The data:

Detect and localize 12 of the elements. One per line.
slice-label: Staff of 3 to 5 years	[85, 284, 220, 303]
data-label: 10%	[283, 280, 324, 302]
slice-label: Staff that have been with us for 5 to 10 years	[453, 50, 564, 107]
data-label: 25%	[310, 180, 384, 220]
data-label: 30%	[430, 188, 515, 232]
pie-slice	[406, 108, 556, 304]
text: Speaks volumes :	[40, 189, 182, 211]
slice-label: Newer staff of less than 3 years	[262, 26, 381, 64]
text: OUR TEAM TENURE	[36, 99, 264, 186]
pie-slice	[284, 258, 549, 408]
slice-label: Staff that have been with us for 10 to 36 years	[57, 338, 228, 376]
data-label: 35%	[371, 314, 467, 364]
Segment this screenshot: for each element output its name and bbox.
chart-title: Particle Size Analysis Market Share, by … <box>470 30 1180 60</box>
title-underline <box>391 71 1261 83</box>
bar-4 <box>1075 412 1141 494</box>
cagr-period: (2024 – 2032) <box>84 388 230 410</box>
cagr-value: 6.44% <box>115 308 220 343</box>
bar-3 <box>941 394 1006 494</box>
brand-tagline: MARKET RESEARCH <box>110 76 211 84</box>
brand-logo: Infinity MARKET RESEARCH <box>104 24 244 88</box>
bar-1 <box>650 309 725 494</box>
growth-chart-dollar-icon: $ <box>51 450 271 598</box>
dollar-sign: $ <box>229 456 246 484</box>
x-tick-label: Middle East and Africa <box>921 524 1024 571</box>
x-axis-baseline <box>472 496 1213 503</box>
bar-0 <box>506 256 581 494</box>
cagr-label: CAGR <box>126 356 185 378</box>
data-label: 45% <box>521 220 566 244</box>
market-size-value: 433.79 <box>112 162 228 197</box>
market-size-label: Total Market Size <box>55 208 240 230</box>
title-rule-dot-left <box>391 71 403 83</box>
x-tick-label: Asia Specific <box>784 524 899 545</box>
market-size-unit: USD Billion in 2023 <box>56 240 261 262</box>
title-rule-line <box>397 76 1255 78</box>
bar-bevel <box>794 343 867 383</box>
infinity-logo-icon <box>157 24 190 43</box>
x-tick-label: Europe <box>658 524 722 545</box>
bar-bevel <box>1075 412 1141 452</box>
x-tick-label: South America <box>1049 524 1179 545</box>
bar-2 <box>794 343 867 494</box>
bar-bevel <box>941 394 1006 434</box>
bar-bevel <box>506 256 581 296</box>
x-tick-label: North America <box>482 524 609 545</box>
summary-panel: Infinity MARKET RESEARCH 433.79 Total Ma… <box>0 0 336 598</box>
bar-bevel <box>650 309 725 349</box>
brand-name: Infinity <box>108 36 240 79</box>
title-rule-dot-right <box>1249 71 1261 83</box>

Task prompt: Copy the items word for word, from the first line through the line that contains "text: Speaks volumes", including both of those lines.

Response to the task:
Detect and localize 12 of the elements. One per line.
slice-label: Staff of 3 to 5 years	[85, 284, 220, 303]
data-label: 10%	[283, 280, 324, 302]
slice-label: Staff that have been with us for 5 to 10 years	[453, 50, 564, 107]
data-label: 25%	[310, 180, 384, 220]
data-label: 30%	[430, 188, 515, 232]
pie-slice	[406, 108, 556, 304]
text: Speaks volumes :	[40, 189, 182, 211]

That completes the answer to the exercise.